▶ PROBLEM TO SOLVE:
Where a line holds the word "准考证号", copy that line.

▶ SUPPLIED RECORDS:
⁂

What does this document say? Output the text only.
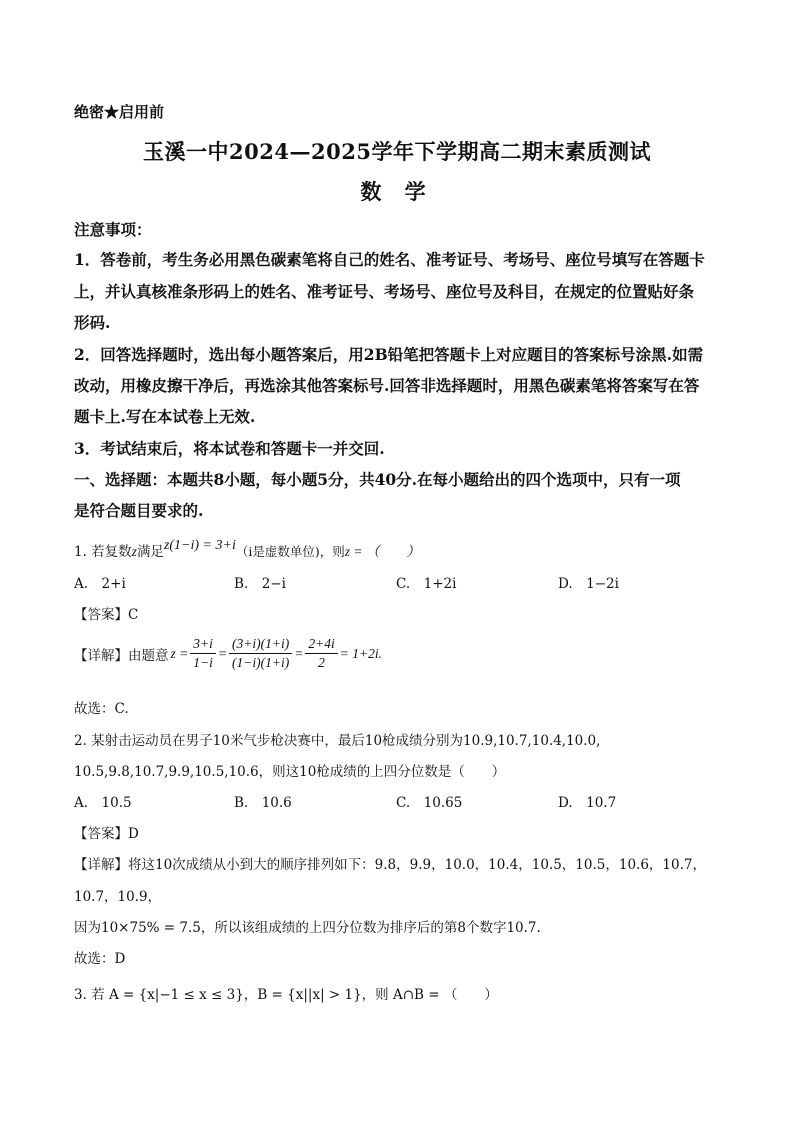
绝密★启用前
玉溪一中2024—2025学年下学期高二期末素质测试
数 学
注意事项：
1．答卷前，考生务必用黑色碳素笔将自己的姓名、准考证号、考场号、座位号填写在答题卡
上，并认真核准条形码上的姓名、准考证号、考场号、座位号及科目，在规定的位置贴好条
形码.
2．回答选择题时，选出每小题答案后，用2B铅笔把答题卡上对应题目的答案标号涂黑.如需
改动，用橡皮擦干净后，再选涂其他答案标号.回答非选择题时，用黑色碳素笔将答案写在答
题卡上.写在本试卷上无效.
3．考试结束后，将本试卷和答题卡一并交回.
一、选择题：本题共8小题，每小题5分，共40分.在每小题给出的四个选项中，只有一项
是符合题目要求的.
1. 若复数z满足z(1−i) = 3+i（i是虚数单位)，则z = （　　）
A.　2+i	B.　2−i	C.　1+2i	D.　1−2i
【答案】C
【详解】由题意 $z = \frac{3+i}{1-i} = \frac{(3+i)(1+i)}{(1-i)(1+i)} = \frac{2+4i}{2} = 1+2i$.
故选：C.
2. 某射击运动员在男子10米气步枪决赛中，最后10枪成绩分别为10.9,10.7,10.4,10.0,
10.5,9.8,10.7,9.9,10.5,10.6，则这10枪成绩的上四分位数是（　　）
A.　10.5	B.　10.6	C.　10.65	D.　10.7
【答案】D
【详解】将这10次成绩从小到大的顺序排列如下：9.8，9.9，10.0，10.4，10.5，10.5，10.6，10.7，
10.7，10.9，
因为10×75% = 7.5，所以该组成绩的上四分位数为排序后的第8个数字10.7.
故选：D
3. 若 A = {x|−1 ≤ x ≤ 3}，B = {x||x| > 1}，则 A∩B = （　　）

⁂

▶ FULL ANSWER:
1．答卷前，考生务必用黑色碳素笔将自己的姓名、准考证号、考场号、座位号填写在答题卡
上，并认真核准条形码上的姓名、准考证号、考场号、座位号及科目，在规定的位置贴好条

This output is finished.